## BEGIN

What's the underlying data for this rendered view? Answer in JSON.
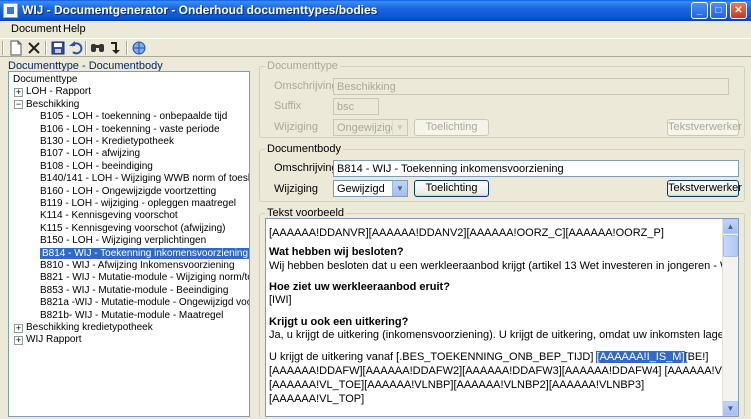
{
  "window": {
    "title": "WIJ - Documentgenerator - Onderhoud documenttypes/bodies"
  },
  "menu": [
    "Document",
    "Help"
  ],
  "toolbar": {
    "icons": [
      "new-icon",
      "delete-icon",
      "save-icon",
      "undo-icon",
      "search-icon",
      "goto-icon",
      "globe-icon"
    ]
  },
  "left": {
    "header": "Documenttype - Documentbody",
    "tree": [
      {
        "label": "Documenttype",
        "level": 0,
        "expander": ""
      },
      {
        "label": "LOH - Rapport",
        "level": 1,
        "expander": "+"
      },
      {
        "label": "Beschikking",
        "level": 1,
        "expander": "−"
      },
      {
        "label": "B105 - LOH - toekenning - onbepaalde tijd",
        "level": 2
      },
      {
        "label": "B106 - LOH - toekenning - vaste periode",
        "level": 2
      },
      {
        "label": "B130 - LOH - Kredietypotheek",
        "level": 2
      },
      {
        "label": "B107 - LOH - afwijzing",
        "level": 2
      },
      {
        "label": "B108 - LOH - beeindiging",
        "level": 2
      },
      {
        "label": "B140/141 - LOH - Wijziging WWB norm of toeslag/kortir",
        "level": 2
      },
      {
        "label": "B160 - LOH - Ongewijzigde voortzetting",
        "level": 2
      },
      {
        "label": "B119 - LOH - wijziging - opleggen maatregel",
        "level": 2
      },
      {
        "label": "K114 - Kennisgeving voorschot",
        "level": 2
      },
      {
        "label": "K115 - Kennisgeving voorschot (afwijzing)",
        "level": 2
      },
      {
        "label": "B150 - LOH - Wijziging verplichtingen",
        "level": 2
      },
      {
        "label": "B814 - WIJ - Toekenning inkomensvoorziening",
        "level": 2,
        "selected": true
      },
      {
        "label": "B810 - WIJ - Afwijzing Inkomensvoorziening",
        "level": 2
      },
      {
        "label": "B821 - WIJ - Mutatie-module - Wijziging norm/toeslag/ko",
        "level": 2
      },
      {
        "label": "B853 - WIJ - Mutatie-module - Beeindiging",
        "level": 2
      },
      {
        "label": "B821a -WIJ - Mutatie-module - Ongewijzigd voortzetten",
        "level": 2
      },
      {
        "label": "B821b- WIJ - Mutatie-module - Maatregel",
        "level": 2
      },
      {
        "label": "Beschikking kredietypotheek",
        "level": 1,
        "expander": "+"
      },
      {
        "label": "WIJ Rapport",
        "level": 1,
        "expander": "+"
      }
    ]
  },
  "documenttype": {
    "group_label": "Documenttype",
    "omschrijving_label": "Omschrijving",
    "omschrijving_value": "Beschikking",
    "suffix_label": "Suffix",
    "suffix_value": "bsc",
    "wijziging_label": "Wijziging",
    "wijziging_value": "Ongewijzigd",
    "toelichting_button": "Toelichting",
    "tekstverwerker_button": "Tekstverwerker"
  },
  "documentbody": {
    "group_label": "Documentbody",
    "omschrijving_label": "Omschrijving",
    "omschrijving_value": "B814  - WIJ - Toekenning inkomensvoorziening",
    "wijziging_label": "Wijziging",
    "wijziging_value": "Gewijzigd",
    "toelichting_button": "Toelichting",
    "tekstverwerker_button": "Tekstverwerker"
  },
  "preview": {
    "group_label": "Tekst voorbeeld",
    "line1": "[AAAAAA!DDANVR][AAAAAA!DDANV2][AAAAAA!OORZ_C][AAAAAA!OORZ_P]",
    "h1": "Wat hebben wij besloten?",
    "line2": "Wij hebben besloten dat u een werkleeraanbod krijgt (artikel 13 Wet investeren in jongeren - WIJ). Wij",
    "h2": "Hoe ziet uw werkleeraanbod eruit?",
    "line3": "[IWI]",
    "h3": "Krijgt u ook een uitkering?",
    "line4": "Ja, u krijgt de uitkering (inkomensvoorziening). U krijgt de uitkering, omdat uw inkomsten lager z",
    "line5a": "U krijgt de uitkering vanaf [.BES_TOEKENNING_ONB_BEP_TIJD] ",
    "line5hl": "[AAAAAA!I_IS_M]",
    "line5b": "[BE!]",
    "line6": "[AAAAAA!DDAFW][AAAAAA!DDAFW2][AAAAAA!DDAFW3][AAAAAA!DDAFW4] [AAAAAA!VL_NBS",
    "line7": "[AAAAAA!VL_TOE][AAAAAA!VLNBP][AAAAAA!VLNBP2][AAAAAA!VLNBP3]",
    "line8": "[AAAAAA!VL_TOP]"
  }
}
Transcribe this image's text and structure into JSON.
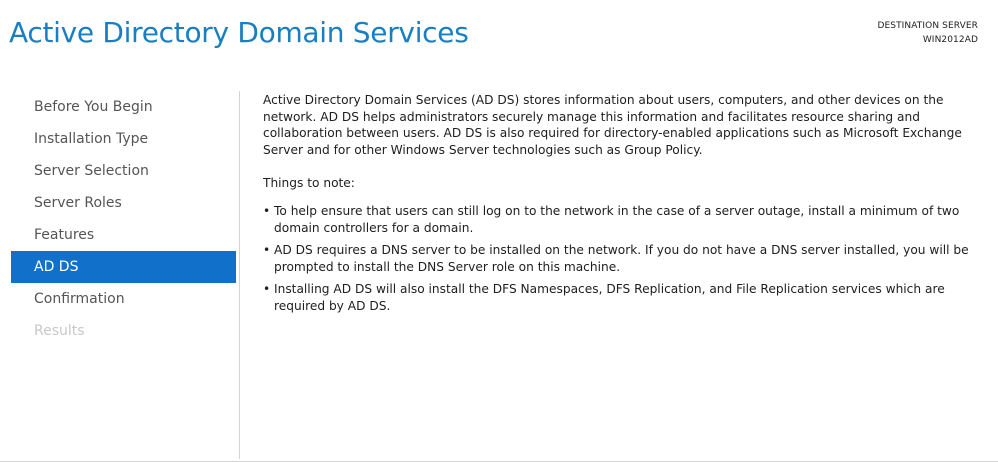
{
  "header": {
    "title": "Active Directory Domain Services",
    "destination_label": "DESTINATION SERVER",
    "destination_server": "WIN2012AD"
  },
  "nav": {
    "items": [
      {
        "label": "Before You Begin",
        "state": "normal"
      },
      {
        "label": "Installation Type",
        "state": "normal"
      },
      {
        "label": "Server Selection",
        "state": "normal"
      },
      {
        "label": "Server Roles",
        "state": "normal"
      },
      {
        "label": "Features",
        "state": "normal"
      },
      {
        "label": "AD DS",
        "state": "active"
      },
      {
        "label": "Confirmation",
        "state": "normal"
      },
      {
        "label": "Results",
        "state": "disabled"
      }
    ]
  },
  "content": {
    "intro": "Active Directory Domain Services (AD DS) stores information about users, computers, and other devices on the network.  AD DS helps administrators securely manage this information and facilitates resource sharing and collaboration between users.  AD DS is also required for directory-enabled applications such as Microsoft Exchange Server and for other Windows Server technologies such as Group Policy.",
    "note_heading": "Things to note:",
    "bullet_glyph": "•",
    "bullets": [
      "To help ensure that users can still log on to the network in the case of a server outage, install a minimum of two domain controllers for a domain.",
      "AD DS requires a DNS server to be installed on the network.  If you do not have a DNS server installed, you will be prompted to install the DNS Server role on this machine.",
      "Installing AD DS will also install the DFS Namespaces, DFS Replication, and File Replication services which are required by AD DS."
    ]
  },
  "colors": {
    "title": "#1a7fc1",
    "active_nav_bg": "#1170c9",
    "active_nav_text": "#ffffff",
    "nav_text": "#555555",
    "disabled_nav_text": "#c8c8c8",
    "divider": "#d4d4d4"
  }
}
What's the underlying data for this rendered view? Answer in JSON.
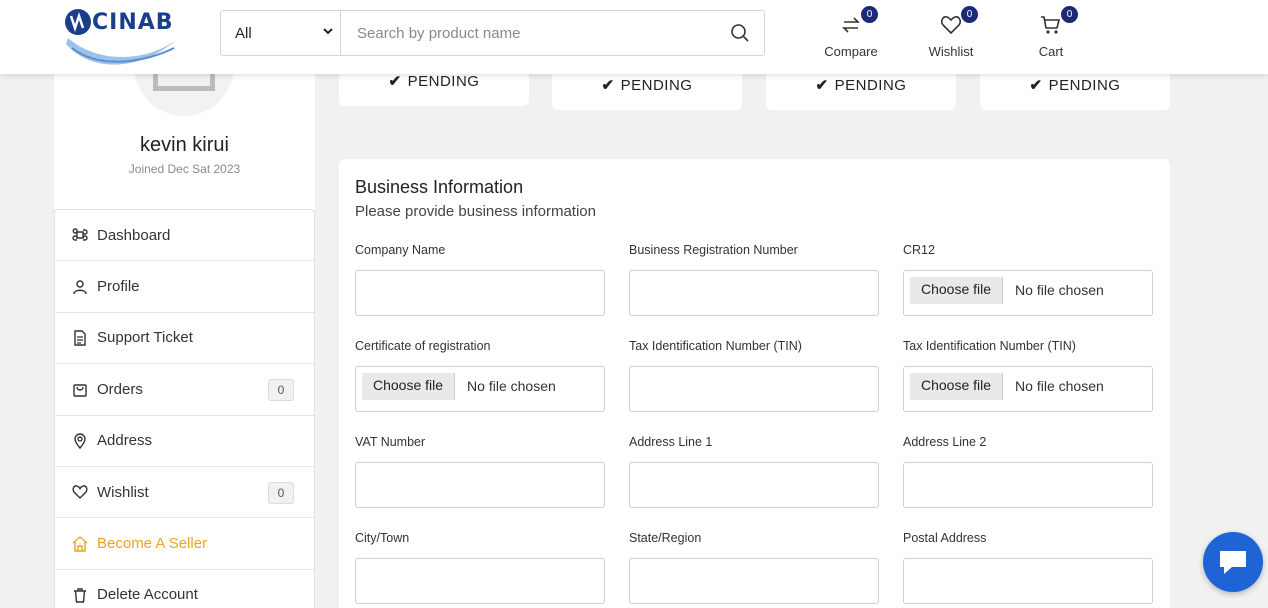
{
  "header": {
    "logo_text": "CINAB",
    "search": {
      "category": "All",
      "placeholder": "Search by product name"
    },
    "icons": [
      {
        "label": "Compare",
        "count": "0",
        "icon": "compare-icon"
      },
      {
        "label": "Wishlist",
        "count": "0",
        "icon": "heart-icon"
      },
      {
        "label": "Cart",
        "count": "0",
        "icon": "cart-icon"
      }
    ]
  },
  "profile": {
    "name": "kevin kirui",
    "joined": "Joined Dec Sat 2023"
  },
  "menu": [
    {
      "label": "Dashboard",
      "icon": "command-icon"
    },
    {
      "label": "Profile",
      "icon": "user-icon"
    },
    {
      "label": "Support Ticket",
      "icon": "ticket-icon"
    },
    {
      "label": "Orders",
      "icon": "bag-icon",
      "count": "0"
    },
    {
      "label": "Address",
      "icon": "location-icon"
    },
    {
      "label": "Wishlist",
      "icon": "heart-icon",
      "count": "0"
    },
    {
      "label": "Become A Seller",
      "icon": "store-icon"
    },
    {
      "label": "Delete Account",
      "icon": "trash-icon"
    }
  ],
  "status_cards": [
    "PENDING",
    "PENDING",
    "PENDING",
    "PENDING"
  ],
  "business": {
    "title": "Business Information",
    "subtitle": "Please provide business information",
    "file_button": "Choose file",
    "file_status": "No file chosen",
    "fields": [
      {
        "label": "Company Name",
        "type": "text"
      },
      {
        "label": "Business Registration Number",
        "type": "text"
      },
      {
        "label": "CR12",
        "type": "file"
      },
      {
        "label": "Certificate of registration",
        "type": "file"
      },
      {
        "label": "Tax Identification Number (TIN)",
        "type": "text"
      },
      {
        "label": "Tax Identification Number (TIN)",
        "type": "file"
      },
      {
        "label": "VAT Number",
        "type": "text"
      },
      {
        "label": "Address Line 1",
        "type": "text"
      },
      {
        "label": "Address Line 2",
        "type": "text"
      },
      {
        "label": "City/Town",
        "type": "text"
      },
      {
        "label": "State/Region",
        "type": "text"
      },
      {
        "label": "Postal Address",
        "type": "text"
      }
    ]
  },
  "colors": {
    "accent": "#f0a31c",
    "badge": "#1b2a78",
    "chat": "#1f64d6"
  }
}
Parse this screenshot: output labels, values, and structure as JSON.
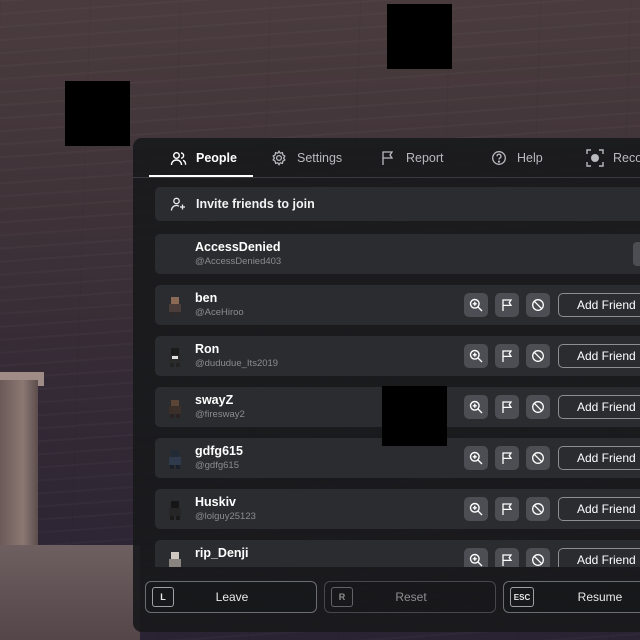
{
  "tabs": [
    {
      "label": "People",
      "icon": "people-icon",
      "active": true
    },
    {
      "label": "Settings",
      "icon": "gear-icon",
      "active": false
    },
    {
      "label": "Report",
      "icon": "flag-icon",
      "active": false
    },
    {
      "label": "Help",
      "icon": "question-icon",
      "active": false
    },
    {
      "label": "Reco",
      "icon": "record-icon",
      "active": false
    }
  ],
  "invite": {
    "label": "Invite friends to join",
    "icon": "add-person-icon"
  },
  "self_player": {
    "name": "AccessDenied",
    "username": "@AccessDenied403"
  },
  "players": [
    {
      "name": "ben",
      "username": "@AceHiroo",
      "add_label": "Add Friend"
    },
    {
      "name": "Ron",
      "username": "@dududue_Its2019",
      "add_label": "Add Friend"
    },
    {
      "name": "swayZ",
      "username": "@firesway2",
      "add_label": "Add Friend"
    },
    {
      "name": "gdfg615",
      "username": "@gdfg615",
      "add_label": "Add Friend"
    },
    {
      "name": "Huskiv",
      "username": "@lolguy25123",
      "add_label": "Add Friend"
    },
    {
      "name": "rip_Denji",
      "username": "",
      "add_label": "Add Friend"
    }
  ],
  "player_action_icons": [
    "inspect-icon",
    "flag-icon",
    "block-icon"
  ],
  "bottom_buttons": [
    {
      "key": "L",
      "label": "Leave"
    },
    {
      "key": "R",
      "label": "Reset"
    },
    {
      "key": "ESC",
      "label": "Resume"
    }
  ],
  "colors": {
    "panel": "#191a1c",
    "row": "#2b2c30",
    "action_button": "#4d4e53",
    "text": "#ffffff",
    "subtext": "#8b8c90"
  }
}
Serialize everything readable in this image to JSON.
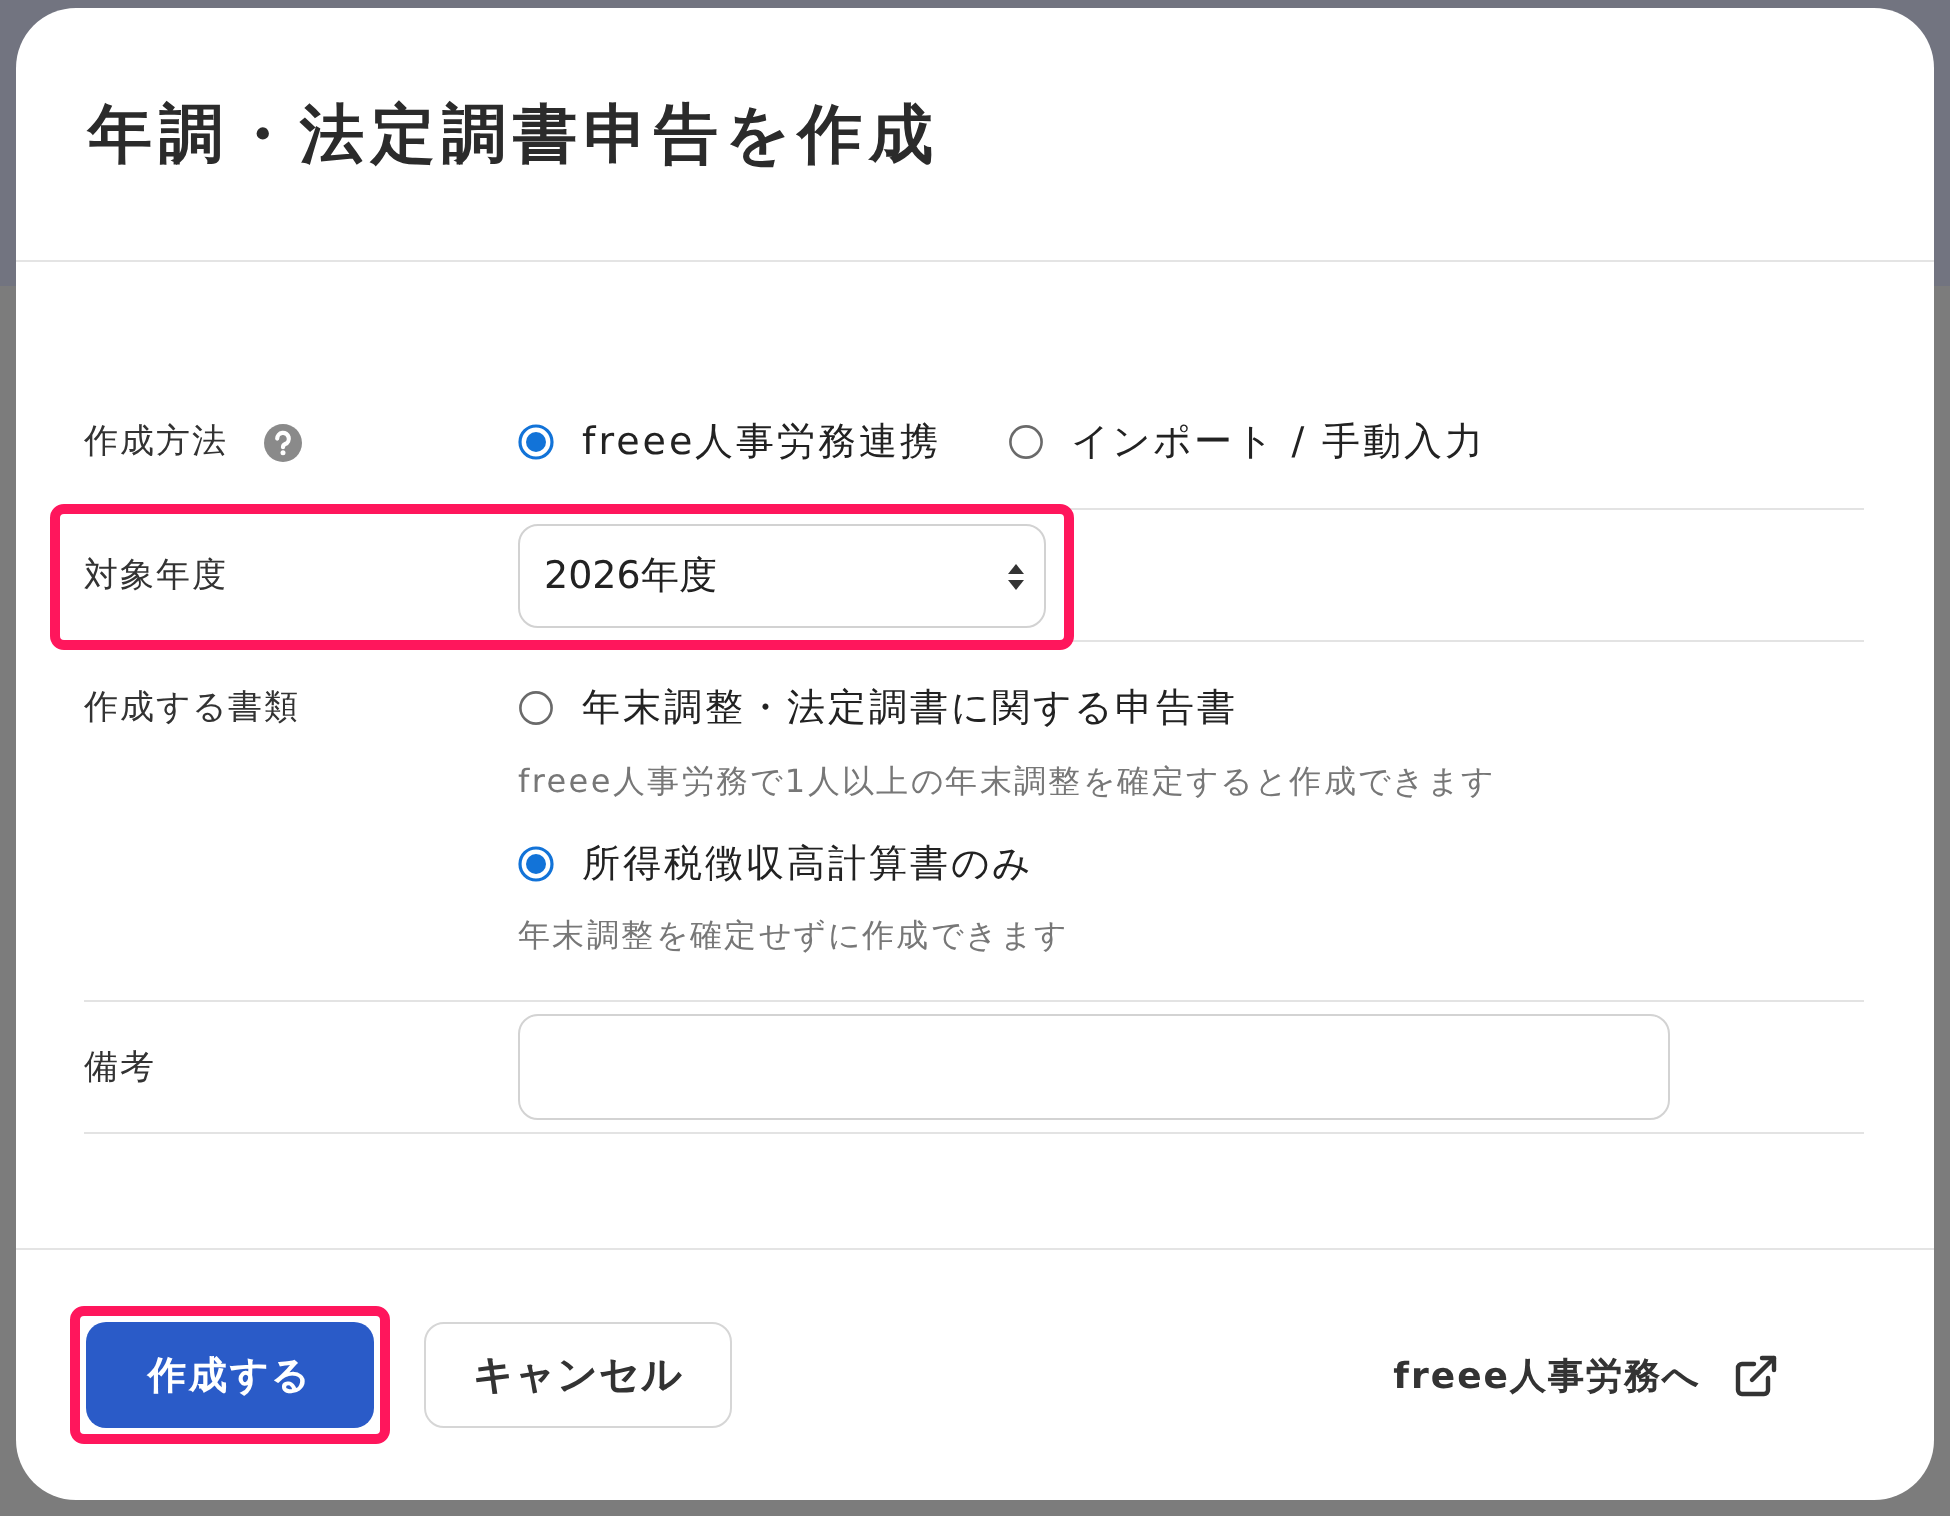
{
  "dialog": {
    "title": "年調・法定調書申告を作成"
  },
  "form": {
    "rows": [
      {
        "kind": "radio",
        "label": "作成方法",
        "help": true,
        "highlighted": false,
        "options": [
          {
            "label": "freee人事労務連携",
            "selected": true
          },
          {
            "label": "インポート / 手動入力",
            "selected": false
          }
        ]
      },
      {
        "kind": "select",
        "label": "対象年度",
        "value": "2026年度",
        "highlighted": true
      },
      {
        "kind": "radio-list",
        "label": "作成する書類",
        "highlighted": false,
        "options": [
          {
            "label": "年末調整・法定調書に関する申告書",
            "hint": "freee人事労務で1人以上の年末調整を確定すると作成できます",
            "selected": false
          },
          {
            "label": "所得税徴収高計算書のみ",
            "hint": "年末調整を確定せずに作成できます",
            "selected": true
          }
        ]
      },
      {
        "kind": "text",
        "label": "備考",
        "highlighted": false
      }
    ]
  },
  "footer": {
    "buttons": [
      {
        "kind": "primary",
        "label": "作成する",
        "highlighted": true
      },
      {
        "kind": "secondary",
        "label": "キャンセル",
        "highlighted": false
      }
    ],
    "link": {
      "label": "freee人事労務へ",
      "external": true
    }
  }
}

## END

TASK DETAILS
Look through the entries above; copy each line where the string "Address" appears.

EXPECTED ANSWER
      "label": "Address",
        "label": "Address Line 1",
        "label": "Address Line 2",
        "label": "Postal Address",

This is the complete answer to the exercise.